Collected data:

==================================================

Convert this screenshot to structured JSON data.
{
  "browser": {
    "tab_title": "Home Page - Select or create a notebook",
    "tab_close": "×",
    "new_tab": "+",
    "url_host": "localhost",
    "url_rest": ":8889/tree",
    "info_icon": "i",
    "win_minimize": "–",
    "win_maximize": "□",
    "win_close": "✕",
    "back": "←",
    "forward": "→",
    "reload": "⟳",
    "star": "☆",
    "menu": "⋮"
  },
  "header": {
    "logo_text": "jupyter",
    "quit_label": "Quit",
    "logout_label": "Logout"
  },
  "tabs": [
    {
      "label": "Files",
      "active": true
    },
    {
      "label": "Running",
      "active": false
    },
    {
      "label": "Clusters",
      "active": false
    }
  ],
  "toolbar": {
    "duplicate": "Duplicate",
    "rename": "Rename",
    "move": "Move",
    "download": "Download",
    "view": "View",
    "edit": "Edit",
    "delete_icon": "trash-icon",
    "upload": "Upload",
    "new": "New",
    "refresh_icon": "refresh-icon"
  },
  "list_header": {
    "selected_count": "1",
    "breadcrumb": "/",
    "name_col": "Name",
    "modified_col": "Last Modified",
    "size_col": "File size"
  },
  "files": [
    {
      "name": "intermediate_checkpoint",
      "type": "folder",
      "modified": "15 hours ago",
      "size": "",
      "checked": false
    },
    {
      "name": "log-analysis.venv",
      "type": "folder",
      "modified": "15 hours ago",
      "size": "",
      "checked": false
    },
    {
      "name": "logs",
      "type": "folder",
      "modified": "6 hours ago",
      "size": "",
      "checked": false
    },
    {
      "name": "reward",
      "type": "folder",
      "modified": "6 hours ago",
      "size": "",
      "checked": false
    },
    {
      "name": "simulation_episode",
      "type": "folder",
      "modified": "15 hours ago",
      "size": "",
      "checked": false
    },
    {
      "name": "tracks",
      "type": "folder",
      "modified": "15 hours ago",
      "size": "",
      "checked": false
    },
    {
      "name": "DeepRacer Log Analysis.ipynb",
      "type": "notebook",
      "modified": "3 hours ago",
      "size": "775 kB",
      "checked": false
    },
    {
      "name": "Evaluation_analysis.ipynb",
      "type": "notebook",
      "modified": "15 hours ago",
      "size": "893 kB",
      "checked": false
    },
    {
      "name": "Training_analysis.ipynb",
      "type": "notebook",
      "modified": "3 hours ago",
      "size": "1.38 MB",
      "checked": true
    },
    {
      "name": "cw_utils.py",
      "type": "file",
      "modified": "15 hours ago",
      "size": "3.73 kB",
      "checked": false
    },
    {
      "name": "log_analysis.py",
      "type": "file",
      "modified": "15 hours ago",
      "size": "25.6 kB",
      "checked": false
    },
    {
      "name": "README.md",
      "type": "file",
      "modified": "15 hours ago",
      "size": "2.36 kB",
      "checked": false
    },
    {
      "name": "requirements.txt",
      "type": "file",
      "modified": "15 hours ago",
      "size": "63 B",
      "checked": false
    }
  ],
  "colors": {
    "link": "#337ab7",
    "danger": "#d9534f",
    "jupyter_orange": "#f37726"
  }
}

==================================================

WHAT THIS TASK INVOLVES: Quote the data in full, keeping each word unchanged.

RESPONSE BELOW:
Convert this screenshot to structured JSON data.
{
  "browser": {
    "tab_title": "Home Page - Select or create a notebook",
    "tab_close": "×",
    "new_tab": "+",
    "url_host": "localhost",
    "url_rest": ":8889/tree",
    "info_icon": "i",
    "win_minimize": "–",
    "win_maximize": "□",
    "win_close": "✕",
    "back": "←",
    "forward": "→",
    "reload": "⟳",
    "star": "☆",
    "menu": "⋮"
  },
  "header": {
    "logo_text": "jupyter",
    "quit_label": "Quit",
    "logout_label": "Logout"
  },
  "tabs": [
    {
      "label": "Files",
      "active": true
    },
    {
      "label": "Running",
      "active": false
    },
    {
      "label": "Clusters",
      "active": false
    }
  ],
  "toolbar": {
    "duplicate": "Duplicate",
    "rename": "Rename",
    "move": "Move",
    "download": "Download",
    "view": "View",
    "edit": "Edit",
    "delete_icon": "trash-icon",
    "upload": "Upload",
    "new": "New",
    "refresh_icon": "refresh-icon"
  },
  "list_header": {
    "selected_count": "1",
    "breadcrumb": "/",
    "name_col": "Name",
    "modified_col": "Last Modified",
    "size_col": "File size"
  },
  "files": [
    {
      "name": "intermediate_checkpoint",
      "type": "folder",
      "modified": "15 hours ago",
      "size": "",
      "checked": false
    },
    {
      "name": "log-analysis.venv",
      "type": "folder",
      "modified": "15 hours ago",
      "size": "",
      "checked": false
    },
    {
      "name": "logs",
      "type": "folder",
      "modified": "6 hours ago",
      "size": "",
      "checked": false
    },
    {
      "name": "reward",
      "type": "folder",
      "modified": "6 hours ago",
      "size": "",
      "checked": false
    },
    {
      "name": "simulation_episode",
      "type": "folder",
      "modified": "15 hours ago",
      "size": "",
      "checked": false
    },
    {
      "name": "tracks",
      "type": "folder",
      "modified": "15 hours ago",
      "size": "",
      "checked": false
    },
    {
      "name": "DeepRacer Log Analysis.ipynb",
      "type": "notebook",
      "modified": "3 hours ago",
      "size": "775 kB",
      "checked": false
    },
    {
      "name": "Evaluation_analysis.ipynb",
      "type": "notebook",
      "modified": "15 hours ago",
      "size": "893 kB",
      "checked": false
    },
    {
      "name": "Training_analysis.ipynb",
      "type": "notebook",
      "modified": "3 hours ago",
      "size": "1.38 MB",
      "checked": true
    },
    {
      "name": "cw_utils.py",
      "type": "file",
      "modified": "15 hours ago",
      "size": "3.73 kB",
      "checked": false
    },
    {
      "name": "log_analysis.py",
      "type": "file",
      "modified": "15 hours ago",
      "size": "25.6 kB",
      "checked": false
    },
    {
      "name": "README.md",
      "type": "file",
      "modified": "15 hours ago",
      "size": "2.36 kB",
      "checked": false
    },
    {
      "name": "requirements.txt",
      "type": "file",
      "modified": "15 hours ago",
      "size": "63 B",
      "checked": false
    }
  ],
  "colors": {
    "link": "#337ab7",
    "danger": "#d9534f",
    "jupyter_orange": "#f37726"
  }
}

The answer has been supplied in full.